--- Start RECORDS SUPPLIED ---

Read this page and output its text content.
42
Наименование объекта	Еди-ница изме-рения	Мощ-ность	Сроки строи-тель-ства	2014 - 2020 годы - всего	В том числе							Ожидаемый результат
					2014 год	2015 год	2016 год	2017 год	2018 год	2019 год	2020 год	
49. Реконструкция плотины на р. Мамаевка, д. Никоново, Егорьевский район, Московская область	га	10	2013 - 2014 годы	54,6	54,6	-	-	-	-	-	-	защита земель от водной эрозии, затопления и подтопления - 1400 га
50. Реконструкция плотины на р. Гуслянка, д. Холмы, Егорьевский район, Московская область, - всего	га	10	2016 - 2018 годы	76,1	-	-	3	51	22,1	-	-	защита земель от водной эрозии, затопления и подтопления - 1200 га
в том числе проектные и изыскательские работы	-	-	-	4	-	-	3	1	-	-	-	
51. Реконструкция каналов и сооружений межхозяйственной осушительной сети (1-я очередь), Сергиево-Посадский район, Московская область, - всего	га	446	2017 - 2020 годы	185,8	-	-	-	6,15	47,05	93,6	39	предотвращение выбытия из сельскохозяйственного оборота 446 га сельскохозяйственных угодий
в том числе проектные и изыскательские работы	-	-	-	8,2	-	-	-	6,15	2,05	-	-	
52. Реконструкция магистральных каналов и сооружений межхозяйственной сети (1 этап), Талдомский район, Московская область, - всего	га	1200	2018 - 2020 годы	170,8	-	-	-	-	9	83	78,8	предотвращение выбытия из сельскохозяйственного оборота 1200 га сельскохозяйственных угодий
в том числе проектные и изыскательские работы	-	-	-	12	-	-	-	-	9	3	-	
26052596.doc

--- End RECORDS SUPPLIED ---

STATED TASK: Return the entries in full, keeping every line exactly as it is.

RIGHT ANSWER:
Read this page and output its text content.
42
Наименование объекта	Еди-ница изме-рения	Мощ-ность	Сроки строи-тель-ства	2014 - 2020 годы - всего	В том числе							Ожидаемый результат
					2014 год	2015 год	2016 год	2017 год	2018 год	2019 год	2020 год	
49. Реконструкция плотины на р. Мамаевка, д. Никоново, Егорьевский район, Московская область	га	10	2013 - 2014 годы	54,6	54,6	-	-	-	-	-	-	защита земель от водной эрозии, затопления и подтопления - 1400 га
50. Реконструкция плотины на р. Гуслянка, д. Холмы, Егорьевский район, Московская область, - всего	га	10	2016 - 2018 годы	76,1	-	-	3	51	22,1	-	-	защита земель от водной эрозии, затопления и подтопления - 1200 га
в том числе проектные и изыскательские работы	-	-	-	4	-	-	3	1	-	-	-	
51. Реконструкция каналов и сооружений межхозяйственной осушительной сети (1-я очередь), Сергиево-Посадский район, Московская область, - всего	га	446	2017 - 2020 годы	185,8	-	-	-	6,15	47,05	93,6	39	предотвращение выбытия из сельскохозяйственного оборота 446 га сельскохозяйственных угодий
в том числе проектные и изыскательские работы	-	-	-	8,2	-	-	-	6,15	2,05	-	-	
52. Реконструкция магистральных каналов и сооружений межхозяйственной сети (1 этап), Талдомский район, Московская область, - всего	га	1200	2018 - 2020 годы	170,8	-	-	-	-	9	83	78,8	предотвращение выбытия из сельскохозяйственного оборота 1200 га сельскохозяйственных угодий
в том числе проектные и изыскательские работы	-	-	-	12	-	-	-	-	9	3	-	
26052596.doc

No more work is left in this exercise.